» **BRIEF**: All the records that follow need to be reproduced exactly. Omit the images.

» **INPUT DATA**:
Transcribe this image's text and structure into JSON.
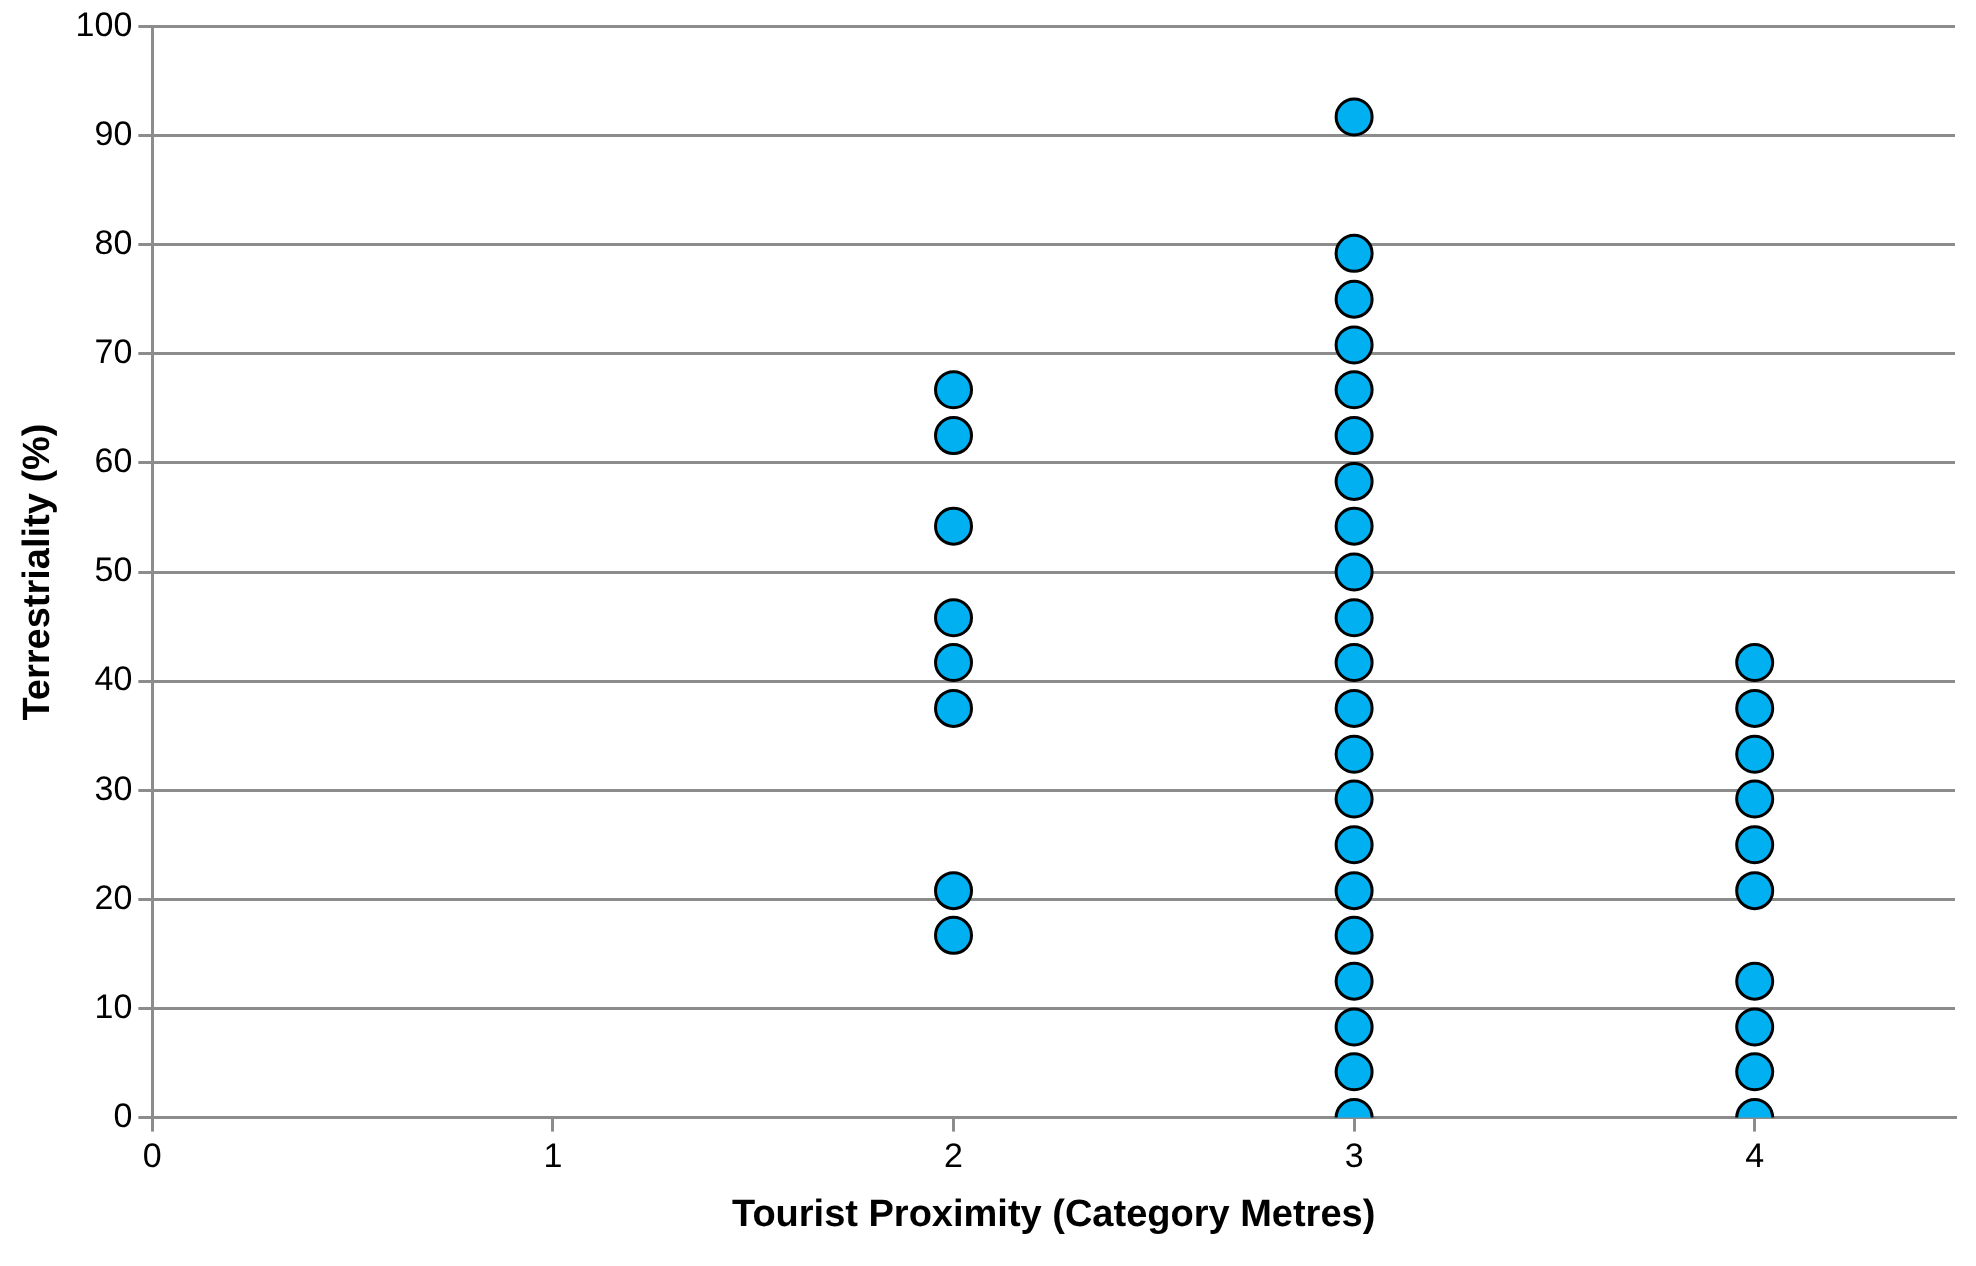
{
  "chart_data": {
    "type": "scatter",
    "xlabel": "Tourist Proximity (Category Metres)",
    "ylabel": "Terrestriality (%)",
    "series": [
      {
        "color": "#00b0f0",
        "x": [
          2,
          2,
          2,
          2,
          2,
          2,
          2,
          2,
          3,
          3,
          3,
          3,
          3,
          3,
          3,
          3,
          3,
          3,
          3,
          3,
          3,
          3,
          3,
          3,
          3,
          3,
          3,
          3,
          3,
          4,
          4,
          4,
          4,
          4,
          4,
          4,
          4,
          4,
          4
        ],
        "values": [
          66.7,
          62.5,
          54.2,
          45.8,
          41.7,
          37.5,
          20.8,
          16.7,
          91.7,
          79.2,
          75,
          70.8,
          66.7,
          62.5,
          58.3,
          54.2,
          50,
          45.8,
          41.7,
          37.5,
          33.3,
          29.2,
          25,
          20.8,
          16.7,
          12.5,
          8.3,
          4.2,
          0,
          41.7,
          37.5,
          33.3,
          29.2,
          25,
          20.8,
          12.5,
          8.3,
          4.2,
          0
        ]
      }
    ],
    "xlim": [
      0,
      4.5
    ],
    "xticks": [
      0,
      1,
      2,
      3,
      4
    ],
    "ylim": [
      0,
      100
    ],
    "yticks": [
      0,
      10,
      20,
      30,
      40,
      50,
      60,
      70,
      80,
      90,
      100
    ],
    "grid": "y",
    "legend": false,
    "marker": "circle"
  }
}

» **ANSWER TO THIS EXERCISE**:
Transcribe this image's text and structure into JSON.
{
  "chart_data": {
    "type": "scatter",
    "xlabel": "Tourist Proximity (Category Metres)",
    "ylabel": "Terrestriality (%)",
    "series": [
      {
        "color": "#00b0f0",
        "x": [
          2,
          2,
          2,
          2,
          2,
          2,
          2,
          2,
          3,
          3,
          3,
          3,
          3,
          3,
          3,
          3,
          3,
          3,
          3,
          3,
          3,
          3,
          3,
          3,
          3,
          3,
          3,
          3,
          3,
          4,
          4,
          4,
          4,
          4,
          4,
          4,
          4,
          4,
          4
        ],
        "values": [
          66.7,
          62.5,
          54.2,
          45.8,
          41.7,
          37.5,
          20.8,
          16.7,
          91.7,
          79.2,
          75,
          70.8,
          66.7,
          62.5,
          58.3,
          54.2,
          50,
          45.8,
          41.7,
          37.5,
          33.3,
          29.2,
          25,
          20.8,
          16.7,
          12.5,
          8.3,
          4.2,
          0,
          41.7,
          37.5,
          33.3,
          29.2,
          25,
          20.8,
          12.5,
          8.3,
          4.2,
          0
        ]
      }
    ],
    "xlim": [
      0,
      4.5
    ],
    "xticks": [
      0,
      1,
      2,
      3,
      4
    ],
    "ylim": [
      0,
      100
    ],
    "yticks": [
      0,
      10,
      20,
      30,
      40,
      50,
      60,
      70,
      80,
      90,
      100
    ],
    "grid": "y",
    "legend": false,
    "marker": "circle"
  }
}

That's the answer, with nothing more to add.